*Problem description*
Recast the listing lines from the line with "data-point [71, 515, 87, 531]" through the line with "data-point [114, 470, 130, 486]", both included, as a Markdown table with two columns: No. (a row number) and Entry (the line). Leave out any blank lines.

-------

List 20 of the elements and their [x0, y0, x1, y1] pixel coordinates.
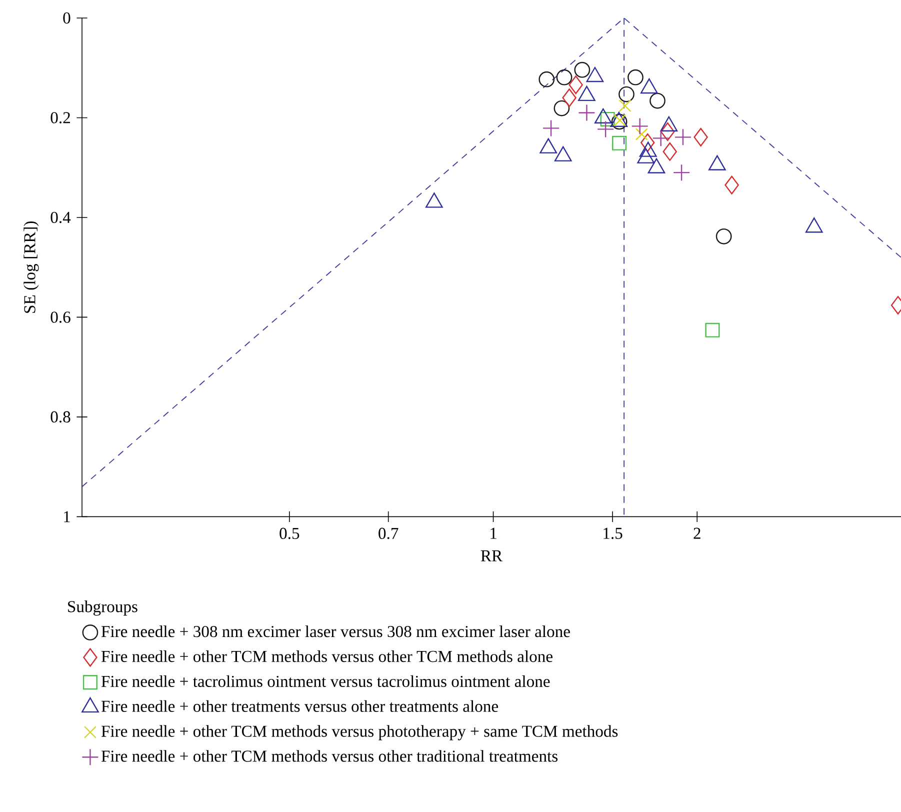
legend-label: Fire needle + other treatments versus other treatments alone: [101, 700, 498, 712]
x-tick-label: 1.5: [604, 528, 622, 539]
x-axis-title: RR: [480, 550, 503, 562]
legend-title: Subgroups: [68, 600, 138, 616]
y-tick-label: 0.2: [50, 112, 70, 124]
legend-label: Fire needle + other TCM methods versus phototherapy + same TCM methods: [101, 725, 618, 740]
x-tick-label: 0.7: [378, 528, 398, 540]
x-tick-label: 0.5: [280, 528, 300, 540]
x-tick-label: 2: [694, 528, 700, 539]
legend-label: Fire needle + 308 nm excimer laser versus 308 nm excimer laser alone: [101, 625, 570, 638]
y-tick-label: 0.8: [50, 411, 70, 423]
y-tick-label: 0: [63, 12, 70, 24]
legend-label: Fire needle + tacrolimus ointment versus tacrolimus ointment alone: [101, 675, 550, 688]
x-tick-label: 1: [490, 528, 496, 539]
y-tick-label: 0.6: [50, 312, 70, 323]
y-axis-title: SE (log [RR]): [24, 221, 39, 313]
y-tick-label: 1: [64, 511, 70, 522]
y-tick-label: 0.4: [50, 212, 71, 224]
legend-label: Fire needle + other TCM methods versus other TCM methods alone: [101, 650, 552, 662]
legend-label: Fire needle + other TCM methods versus other traditional treatments: [101, 750, 558, 762]
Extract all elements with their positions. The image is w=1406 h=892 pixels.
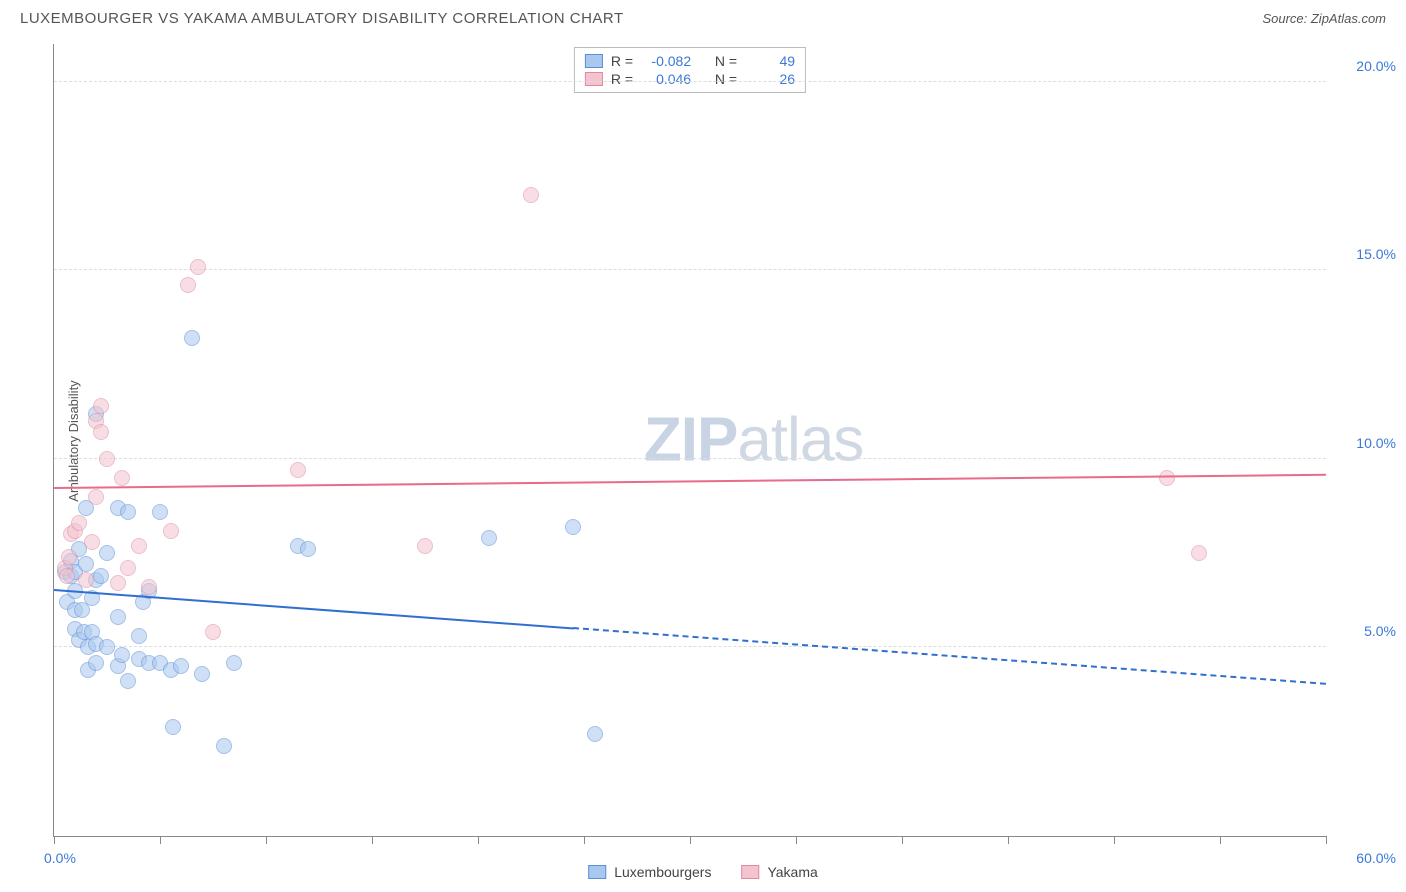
data-point [71, 515, 87, 531]
y-tick-label: 10.0% [1336, 435, 1396, 451]
stats-legend: R = -0.082 N = 49 R = 0.046 N = 26 [574, 47, 806, 93]
data-point [93, 424, 109, 440]
n-label-1: N = [715, 53, 737, 69]
data-point [1191, 545, 1207, 561]
data-point [114, 470, 130, 486]
data-point [180, 277, 196, 293]
gridline-h [54, 269, 1326, 270]
swatch-series-2 [585, 72, 603, 86]
x-tick [54, 836, 55, 844]
data-point [78, 572, 94, 588]
data-point [226, 655, 242, 671]
plot-region: ZIPatlas R = -0.082 N = 49 R = 0.046 N =… [53, 44, 1326, 837]
legend-swatch-2 [741, 865, 759, 879]
legend-item-1: Luxembourgers [588, 864, 711, 880]
stats-row-1: R = -0.082 N = 49 [585, 52, 795, 70]
data-point [93, 398, 109, 414]
watermark-zip: ZIP [644, 406, 737, 475]
data-point [88, 489, 104, 505]
data-point [173, 658, 189, 674]
r-label-2: R = [611, 71, 633, 87]
data-point [131, 628, 147, 644]
x-max-label: 60.0% [1336, 850, 1396, 866]
trend-line [54, 589, 574, 629]
n-value-1: 49 [745, 53, 795, 69]
data-point [110, 575, 126, 591]
data-point [78, 556, 94, 572]
n-value-2: 26 [745, 71, 795, 87]
x-tick [1326, 836, 1327, 844]
stats-row-2: R = 0.046 N = 26 [585, 70, 795, 88]
x-tick [1220, 836, 1221, 844]
data-point [120, 504, 136, 520]
data-point [99, 451, 115, 467]
data-point [481, 530, 497, 546]
data-point [114, 647, 130, 663]
data-point [290, 462, 306, 478]
chart-header: LUXEMBOURGER VS YAKAMA AMBULATORY DISABI… [0, 0, 1406, 33]
bottom-legend: Luxembourgers Yakama [588, 864, 818, 880]
x-tick [266, 836, 267, 844]
data-point [152, 504, 168, 520]
data-point [216, 738, 232, 754]
data-point [99, 639, 115, 655]
data-point [205, 624, 221, 640]
data-point [84, 534, 100, 550]
y-tick-label: 15.0% [1336, 246, 1396, 262]
x-tick [1114, 836, 1115, 844]
r-value-2: 0.046 [641, 71, 691, 87]
watermark: ZIPatlas [644, 405, 863, 476]
data-point [165, 719, 181, 735]
data-point [300, 541, 316, 557]
chart-source: Source: ZipAtlas.com [1262, 11, 1386, 26]
gridline-h [54, 81, 1326, 82]
data-point [99, 545, 115, 561]
data-point [93, 568, 109, 584]
x-tick [796, 836, 797, 844]
swatch-series-1 [585, 54, 603, 68]
x-min-label: 0.0% [44, 850, 76, 866]
y-tick-label: 20.0% [1336, 58, 1396, 74]
data-point [190, 259, 206, 275]
data-point [88, 655, 104, 671]
x-tick [478, 836, 479, 844]
trend-line [54, 474, 1326, 489]
x-tick [902, 836, 903, 844]
x-tick [584, 836, 585, 844]
chart-title: LUXEMBOURGER VS YAKAMA AMBULATORY DISABI… [20, 10, 624, 27]
legend-swatch-1 [588, 865, 606, 879]
x-tick [1008, 836, 1009, 844]
chart-area: Ambulatory Disability ZIPatlas R = -0.08… [35, 44, 1326, 837]
data-point [131, 538, 147, 554]
y-tick-label: 5.0% [1336, 623, 1396, 639]
data-point [120, 673, 136, 689]
data-point [565, 519, 581, 535]
data-point [523, 187, 539, 203]
legend-label-2: Yakama [767, 864, 817, 880]
x-tick [690, 836, 691, 844]
data-point [120, 560, 136, 576]
data-point [61, 549, 77, 565]
data-point [184, 330, 200, 346]
data-point [417, 538, 433, 554]
gridline-h [54, 646, 1326, 647]
x-tick [372, 836, 373, 844]
watermark-atlas: atlas [737, 406, 863, 475]
data-point [59, 568, 75, 584]
trend-line-dashed [573, 627, 1326, 685]
data-point [110, 609, 126, 625]
data-point [587, 726, 603, 742]
legend-label-1: Luxembourgers [614, 864, 711, 880]
data-point [194, 666, 210, 682]
gridline-h [54, 458, 1326, 459]
data-point [141, 579, 157, 595]
r-value-1: -0.082 [641, 53, 691, 69]
x-tick [160, 836, 161, 844]
data-point [1159, 470, 1175, 486]
data-point [163, 523, 179, 539]
r-label-1: R = [611, 53, 633, 69]
legend-item-2: Yakama [741, 864, 817, 880]
n-label-2: N = [715, 71, 737, 87]
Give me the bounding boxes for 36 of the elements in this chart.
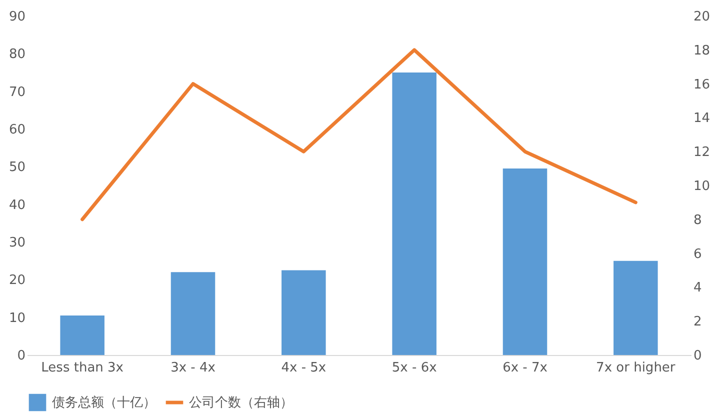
legend-label: 债务总额（十亿）	[52, 396, 156, 410]
y2-tick-label: 18	[694, 43, 710, 58]
y-tick-label: 70	[8, 84, 26, 100]
y-tick-label: 0	[17, 348, 26, 364]
y-tick-label: 90	[8, 10, 26, 24]
y-tick-label: 50	[8, 160, 26, 176]
y2-tick-label: 12	[694, 145, 710, 160]
bar	[60, 315, 104, 355]
legend-label: 公司个数（右轴）	[189, 396, 293, 410]
y-tick-label: 40	[8, 198, 26, 213]
y-tick-label: 10	[8, 310, 26, 326]
y2-tick-label: 8	[694, 212, 702, 228]
y2-tick-label: 0	[694, 348, 702, 364]
line-series	[80, 48, 638, 222]
y-tick-label: 30	[8, 236, 26, 250]
y2-tick-label: 2	[694, 314, 702, 330]
y2-tick-label: 6	[694, 246, 702, 262]
y2-tick-label: 10	[694, 179, 710, 194]
y2-tick-label: 14	[694, 111, 710, 126]
y2-tick-label: 20	[694, 10, 710, 24]
bar	[392, 72, 436, 355]
y-tick-label: 80	[8, 47, 26, 62]
x-tick-label: 6x - 7x	[502, 360, 548, 376]
y-tick-label: 60	[8, 122, 26, 138]
y-tick-label: 20	[8, 273, 26, 288]
x-tick-label: Less than 3x	[41, 360, 124, 376]
x-tick-label: 3x - 4x	[170, 360, 216, 376]
bar	[614, 260, 658, 355]
bar	[170, 272, 216, 355]
x-tick-label: 7x or higher	[596, 360, 676, 376]
y2-tick-label: 4	[694, 280, 702, 296]
y2-tick-label: 16	[694, 77, 710, 92]
bar	[282, 270, 326, 355]
x-tick-label: 5x - 6x	[392, 360, 438, 376]
bar	[502, 168, 548, 355]
x-tick-label: 4x - 5x	[281, 360, 326, 376]
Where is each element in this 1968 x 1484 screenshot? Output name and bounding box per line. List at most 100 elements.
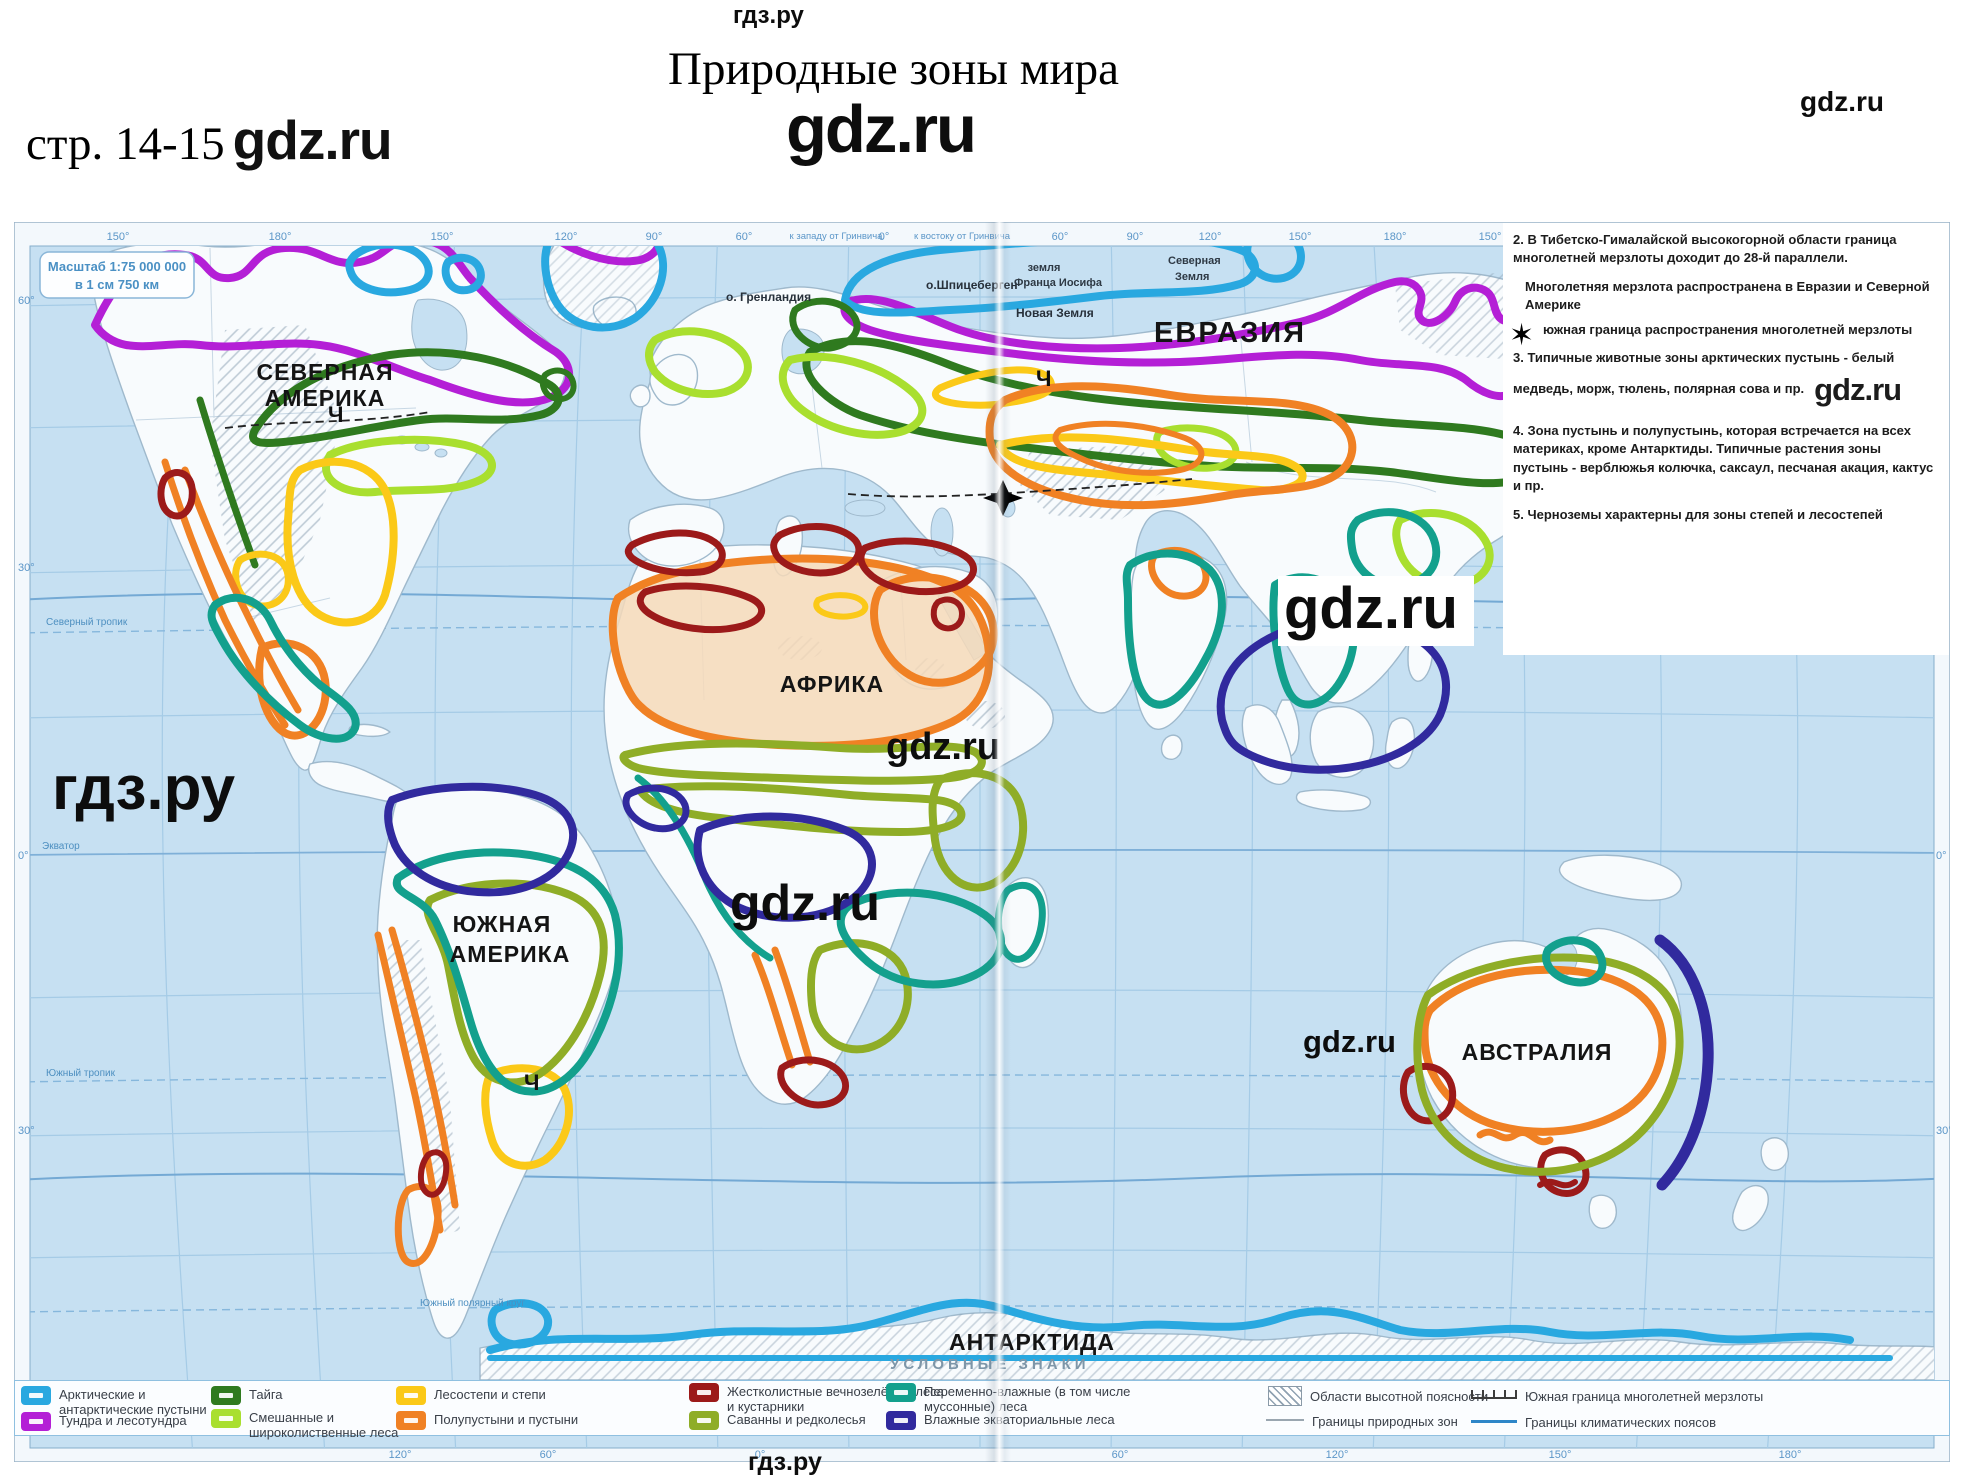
site-brand-top: гдз.ру: [733, 2, 804, 29]
deg-top-4: 90°: [646, 231, 663, 243]
deg-left-3: 30°: [18, 1125, 35, 1137]
legend-item-permafrost-border: Южная граница многолетней мерзлоты: [1471, 1387, 1845, 1405]
label-north-tropic: Северный тропик: [46, 617, 128, 628]
deg-top-10: 180°: [1384, 231, 1407, 243]
label-north-america-2: АМЕРИКА: [265, 385, 386, 411]
label-south-tropic: Южный тропик: [46, 1068, 116, 1079]
chernozem-mark-na: Ч: [328, 402, 343, 427]
deg-right-0: 0°: [1936, 850, 1947, 862]
note-2: 2. В Тибетско-Гималайской высокогорной о…: [1513, 232, 1897, 266]
map-labels: ЕВРАЗИЯ СЕВЕРНАЯ АМЕРИКА АФРИКА ЮЖНАЯ АМ…: [42, 255, 1613, 1355]
zone-desert-outlines: [161, 382, 1667, 1267]
note-2-symbol-row: ✶ южная граница распространения многолет…: [1509, 319, 1939, 352]
zone-forest-steppe-outlines: [232, 366, 1307, 1170]
label-australia: АВСТРАЛИЯ: [1462, 1039, 1613, 1065]
label-south-polar-circle: Южный полярный круг: [420, 1298, 525, 1309]
label-south-america-2: АМЕРИКА: [450, 941, 571, 967]
legend-label: Границы климатических поясов: [1525, 1415, 1717, 1430]
label-antarctica: АНТАРКТИДА: [949, 1329, 1115, 1355]
swatch-equatorial: [886, 1411, 916, 1430]
legend-label: Полупустыни и пустыни: [434, 1412, 579, 1427]
greenwich-zero-label: 0°: [879, 231, 890, 243]
hatch-symbol: [1268, 1386, 1302, 1406]
chernozem-mark-sa: Ч: [524, 1070, 539, 1095]
legend-item-forest-steppe: Лесостепи и степи: [396, 1386, 634, 1405]
watermark-top-right: gdz.ru: [1800, 86, 1884, 117]
deg-left-2: 0°: [18, 850, 29, 862]
legend-item-equatorial: Влажные экваториальные леса: [886, 1411, 1154, 1430]
watermark-bottom-right: gdz.ru: [1303, 1024, 1396, 1059]
note-4: 4. Зона пустынь и полупустынь, которая в…: [1513, 422, 1934, 494]
swatch-monsoon: [886, 1383, 916, 1402]
legend-label: Саванны и редколесья: [727, 1412, 866, 1427]
legend-label: Смешанные и широколиственные леса: [249, 1410, 399, 1440]
scale-line1: Масштаб 1:75 000 000: [48, 259, 186, 274]
legend: Арктические и антарктические пустыни Тун…: [14, 1380, 1950, 1439]
watermark-pageref: gdz.ru: [232, 109, 393, 171]
legend-item-savanna: Саванны и редколесья: [689, 1411, 952, 1430]
deg-bot-1: 60°: [540, 1449, 557, 1461]
legend-label: Границы природных зон: [1312, 1414, 1458, 1429]
deg-top-7: 90°: [1127, 231, 1144, 243]
blue-line-symbol: [1471, 1420, 1517, 1423]
swatch-savanna: [689, 1411, 719, 1430]
label-eurasia: ЕВРАЗИЯ: [1154, 317, 1306, 349]
note-2-permafrost: Многолетняя мерзлота распространена в Ев…: [1525, 278, 1930, 313]
deg-top-3: 120°: [555, 231, 578, 243]
page-title: Природные зоны мира: [668, 43, 1120, 95]
deg-bot-2: 0°: [755, 1449, 766, 1461]
legend-item-tundra: Тундра и лесотундра: [21, 1412, 239, 1431]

-------

*Answer below*
| No. | Entry |
|---|---|
| 1 | data-point [71, 515, 87, 531] |
| 2 | y-tick-label: 10.0% [1336, 435, 1396, 451] |
| 3 | stats-legend: R = -0.082 N = 49 R = 0.046 N = 26 [574, 47, 806, 93] |
| 4 | data-point [93, 424, 109, 440] |
| 5 | n-label-1: N = [715, 53, 737, 69] |
| 6 | data-point [1191, 545, 1207, 561] |
| 7 | data-point [114, 470, 130, 486] |